Repeat the listing that follows, character for character, minus the pictures.

— Begin SUPPLIED MATERIAL —

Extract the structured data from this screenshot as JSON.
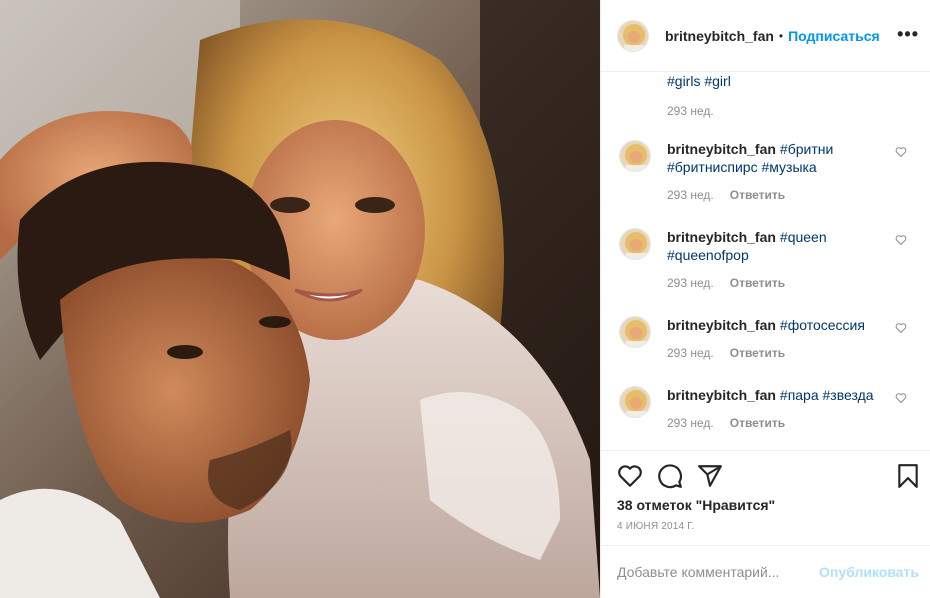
{
  "post": {
    "username": "britneybitch_fan",
    "separator": "•",
    "follow_label": "Подписаться",
    "more_label": "•••"
  },
  "caption_tail": {
    "tags": [
      "#girls",
      "#girl"
    ],
    "time": "293 нед."
  },
  "comments": [
    {
      "username": "britneybitch_fan",
      "line1": "#бритни",
      "line2": "#бритниспирс #музыка",
      "time": "293 нед.",
      "reply": "Ответить"
    },
    {
      "username": "britneybitch_fan",
      "line1": "#queen",
      "line2": "#queenofpop",
      "time": "293 нед.",
      "reply": "Ответить"
    },
    {
      "username": "britneybitch_fan",
      "line1": "#фотосессия",
      "line2": "",
      "time": "293 нед.",
      "reply": "Ответить"
    },
    {
      "username": "britneybitch_fan",
      "line1": "#пара #звезда",
      "line2": "",
      "time": "293 нед.",
      "reply": "Ответить"
    }
  ],
  "actions": {
    "likes_text": "38 отметок \"Нравится\"",
    "date": "4 ИЮНЯ 2014 Г."
  },
  "add_comment": {
    "placeholder": "Добавьте комментарий...",
    "post_label": "Опубликовать"
  },
  "icons": [
    "heart-icon",
    "comment-icon",
    "share-icon",
    "bookmark-icon",
    "more-icon"
  ],
  "colors": {
    "accent": "#0095f6",
    "tag": "#00376b",
    "muted": "#8e8e8e",
    "post_disabled": "#b2dffc"
  }
}
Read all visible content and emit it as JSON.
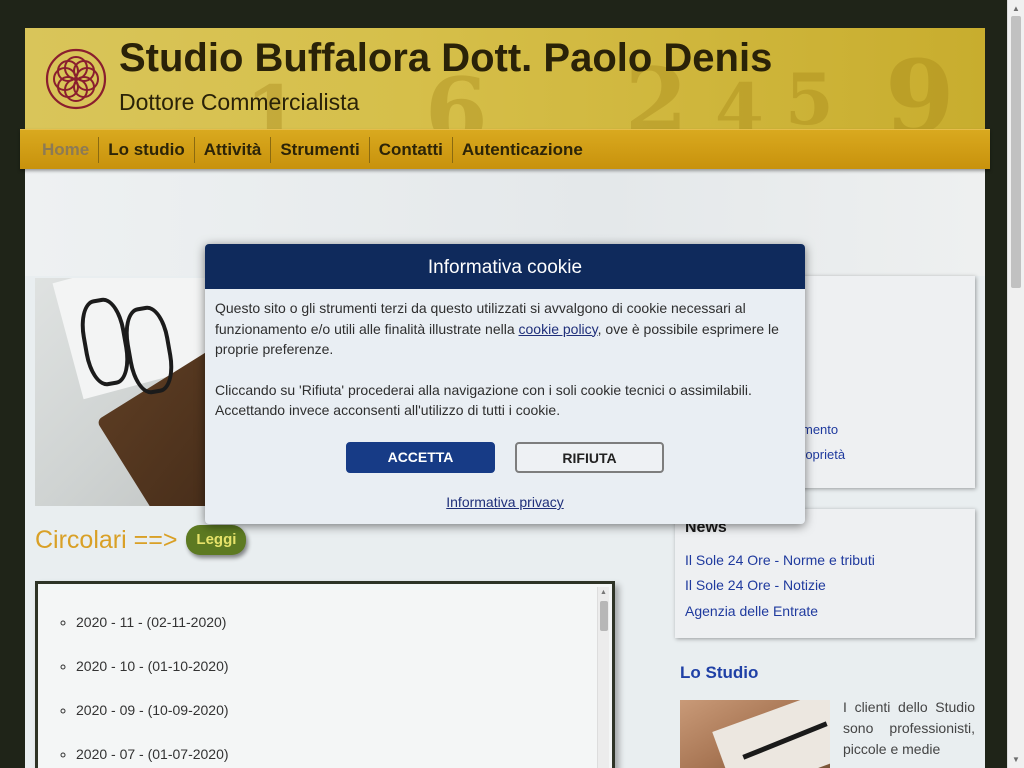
{
  "header": {
    "title": "Studio Buffalora Dott. Paolo Denis",
    "subtitle": "Dottore Commercialista"
  },
  "nav": {
    "items": [
      "Home",
      "Lo studio",
      "Attività",
      "Strumenti",
      "Contatti",
      "Autenticazione"
    ],
    "active": "Home"
  },
  "circolari": {
    "title": "Circolari ==>",
    "button": "Leggi",
    "items": [
      "2020 - 11 - (02-11-2020)",
      "2020 - 10 - (01-10-2020)",
      "2020 - 09 - (10-09-2020)",
      "2020 - 07 - (01-07-2020)"
    ]
  },
  "side_panel": {
    "links": [
      "mento",
      "roprietà"
    ]
  },
  "news": {
    "title": "News",
    "links": [
      "Il Sole 24 Ore - Norme e tributi",
      "Il Sole 24 Ore - Notizie",
      "Agenzia delle Entrate"
    ]
  },
  "lo_studio": {
    "title": "Lo Studio",
    "text": "I clienti dello Studio sono professionisti, piccole e medie"
  },
  "cookie": {
    "title": "Informativa cookie",
    "p1_before": "Questo sito o gli strumenti terzi da questo utilizzati si avvalgono di cookie necessari al funzionamento e/o utili alle finalità illustrate nella ",
    "p1_link": "cookie policy",
    "p1_after": ", ove è possibile esprimere le proprie preferenze.",
    "p2": "Cliccando su 'Rifiuta' procederai alla navigazione con i soli cookie tecnici o assimilabili. Accettando invece acconsenti all'utilizzo di tutti i cookie.",
    "accept": "ACCETTA",
    "reject": "RIFIUTA",
    "privacy": "Informativa privacy"
  },
  "colors": {
    "header_gold": "#d6bf4a",
    "nav_gold": "#c8920c",
    "dialog_navy": "#0f2a5c",
    "accept_blue": "#173b86",
    "circolari_orange": "#d9a026",
    "leggi_green": "#5d7a22",
    "link_blue": "#1f3a9e"
  }
}
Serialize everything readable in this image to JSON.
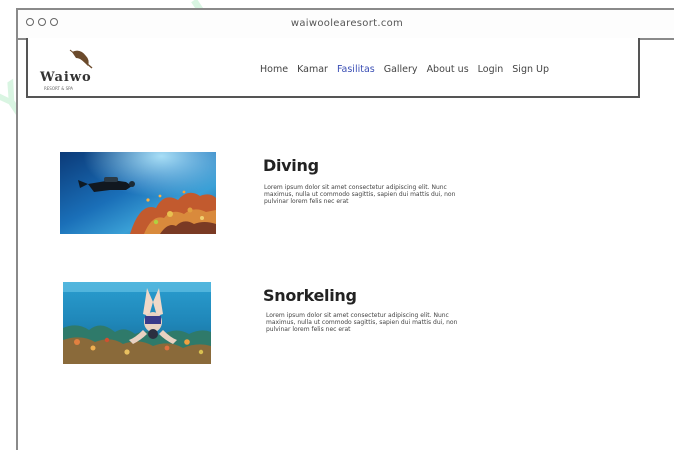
{
  "browser": {
    "url": "waiwoolearesort.com"
  },
  "header": {
    "logo_text": "Waiwo",
    "logo_tagline": "RESORT & SPA",
    "nav": [
      {
        "label": "Home"
      },
      {
        "label": "Kamar"
      },
      {
        "label": "Fasilitas"
      },
      {
        "label": "Gallery"
      },
      {
        "label": "About us"
      },
      {
        "label": "Login"
      },
      {
        "label": "Sign Up"
      }
    ],
    "active_nav": "Fasilitas",
    "active_color": "#3b4fb5"
  },
  "facilities": [
    {
      "title": "Diving",
      "description": "Lorem ipsum dolor sit amet consectetur adipiscing elit. Nunc maximus, nulla ut commodo sagittis, sapien dui mattis dui, non pulvinar lorem felis nec erat",
      "image": "underwater-diver-coral-reef"
    },
    {
      "title": "Snorkeling",
      "description": "Lorem ipsum dolor sit amet consectetur adipiscing elit. Nunc maximus, nulla ut commodo sagittis, sapien dui mattis dui, non pulvinar lorem felis nec erat",
      "image": "snorkeler-over-coral-reef"
    }
  ],
  "watermark": "YOU"
}
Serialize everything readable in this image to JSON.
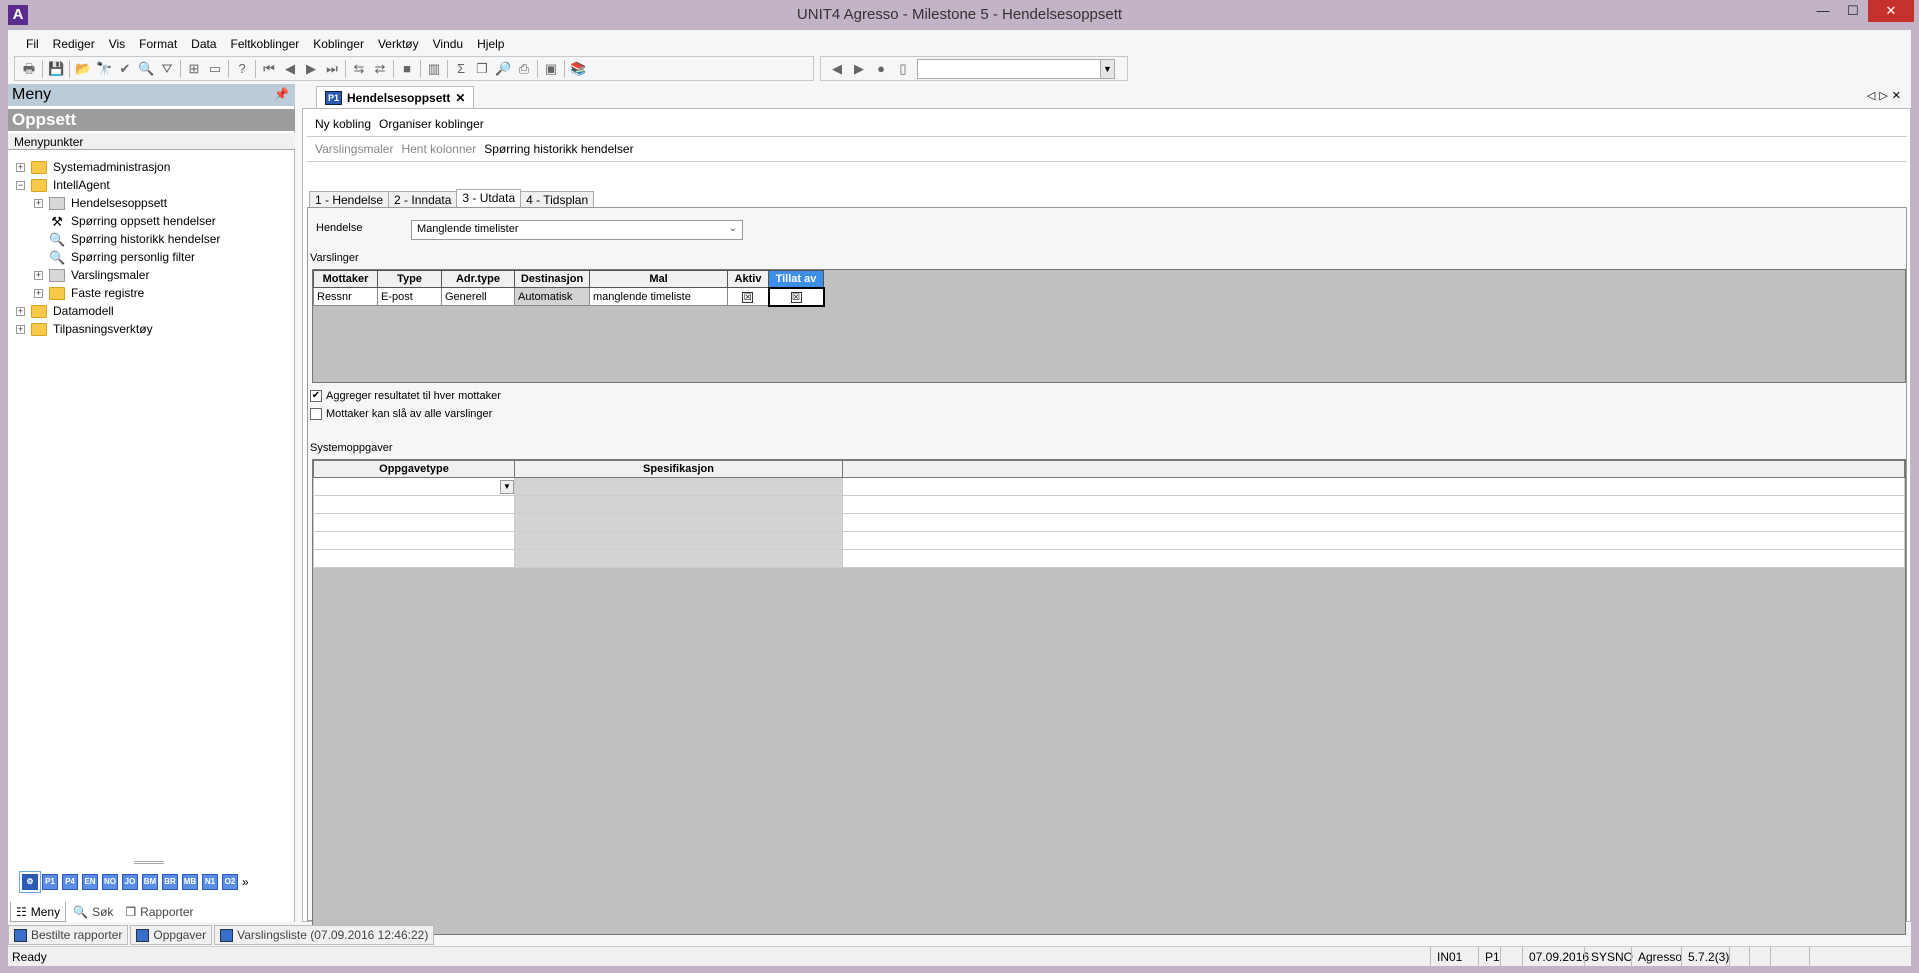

— End SUPPLIED MATERIAL —

**FULL RESPONSE:**
Extract the structured data from this screenshot as JSON.
{
  "post": {
    "username": "britneybitch_fan",
    "separator": "•",
    "follow_label": "Подписаться",
    "more_label": "•••"
  },
  "caption_tail": {
    "tags": [
      "#girls",
      "#girl"
    ],
    "time": "293 нед."
  },
  "comments": [
    {
      "username": "britneybitch_fan",
      "line1": "#бритни",
      "line2": "#бритниспирс #музыка",
      "time": "293 нед.",
      "reply": "Ответить"
    },
    {
      "username": "britneybitch_fan",
      "line1": "#queen",
      "line2": "#queenofpop",
      "time": "293 нед.",
      "reply": "Ответить"
    },
    {
      "username": "britneybitch_fan",
      "line1": "#фотосессия",
      "line2": "",
      "time": "293 нед.",
      "reply": "Ответить"
    },
    {
      "username": "britneybitch_fan",
      "line1": "#пара #звезда",
      "line2": "",
      "time": "293 нед.",
      "reply": "Ответить"
    }
  ],
  "actions": {
    "likes_text": "38 отметок \"Нравится\"",
    "date": "4 ИЮНЯ 2014 Г."
  },
  "add_comment": {
    "placeholder": "Добавьте комментарий...",
    "post_label": "Опубликовать"
  },
  "icons": [
    "heart-icon",
    "comment-icon",
    "share-icon",
    "bookmark-icon",
    "more-icon"
  ],
  "colors": {
    "accent": "#0095f6",
    "tag": "#00376b",
    "muted": "#8e8e8e",
    "post_disabled": "#b2dffc"
  }
}
Read all visible content and emit it as JSON.
{
  "header": {
    "title": "Studio Buffalora Dott. Paolo Denis",
    "subtitle": "Dottore Commercialista"
  },
  "nav": {
    "items": [
      "Home",
      "Lo studio",
      "Attività",
      "Strumenti",
      "Contatti",
      "Autenticazione"
    ],
    "active": "Home"
  },
  "circolari": {
    "title": "Circolari ==>",
    "button": "Leggi",
    "items": [
      "2020 - 11 - (02-11-2020)",
      "2020 - 10 - (01-10-2020)",
      "2020 - 09 - (10-09-2020)",
      "2020 - 07 - (01-07-2020)"
    ]
  },
  "side_panel": {
    "links": [
      "mento",
      "roprietà"
    ]
  },
  "news": {
    "title": "News",
    "links": [
      "Il Sole 24 Ore - Norme e tributi",
      "Il Sole 24 Ore - Notizie",
      "Agenzia delle Entrate"
    ]
  },
  "lo_studio": {
    "title": "Lo Studio",
    "text": "I clienti dello Studio sono professionisti, piccole e medie"
  },
  "cookie": {
    "title": "Informativa cookie",
    "p1_before": "Questo sito o gli strumenti terzi da questo utilizzati si avvalgono di cookie necessari al funzionamento e/o utili alle finalità illustrate nella ",
    "p1_link": "cookie policy",
    "p1_after": ", ove è possibile esprimere le proprie preferenze.",
    "p2": "Cliccando su 'Rifiuta' procederai alla navigazione con i soli cookie tecnici o assimilabili. Accettando invece acconsenti all'utilizzo di tutti i cookie.",
    "accept": "ACCETTA",
    "reject": "RIFIUTA",
    "privacy": "Informativa privacy"
  },
  "colors": {
    "header_gold": "#d6bf4a",
    "nav_gold": "#c8920c",
    "dialog_navy": "#0f2a5c",
    "accept_blue": "#173b86",
    "circolari_orange": "#d9a026",
    "leggi_green": "#5d7a22",
    "link_blue": "#1f3a9e"
  }
}
Serialize everything readable in this image to JSON.
{
  "browser": {
    "url": "waiwoolearesort.com"
  },
  "header": {
    "logo_text": "Waiwo",
    "logo_tagline": "RESORT & SPA",
    "nav": [
      {
        "label": "Home"
      },
      {
        "label": "Kamar"
      },
      {
        "label": "Fasilitas"
      },
      {
        "label": "Gallery"
      },
      {
        "label": "About us"
      },
      {
        "label": "Login"
      },
      {
        "label": "Sign Up"
      }
    ],
    "active_nav": "Fasilitas",
    "active_color": "#3b4fb5"
  },
  "facilities": [
    {
      "title": "Diving",
      "description": "Lorem ipsum dolor sit amet consectetur adipiscing elit. Nunc maximus, nulla ut commodo sagittis, sapien dui mattis dui, non pulvinar lorem felis nec erat",
      "image": "underwater-diver-coral-reef"
    },
    {
      "title": "Snorkeling",
      "description": "Lorem ipsum dolor sit amet consectetur adipiscing elit. Nunc maximus, nulla ut commodo sagittis, sapien dui mattis dui, non pulvinar lorem felis nec erat",
      "image": "snorkeler-over-coral-reef"
    }
  ],
  "watermark": "YOU"
}
Serialize everything readable in this image to JSON.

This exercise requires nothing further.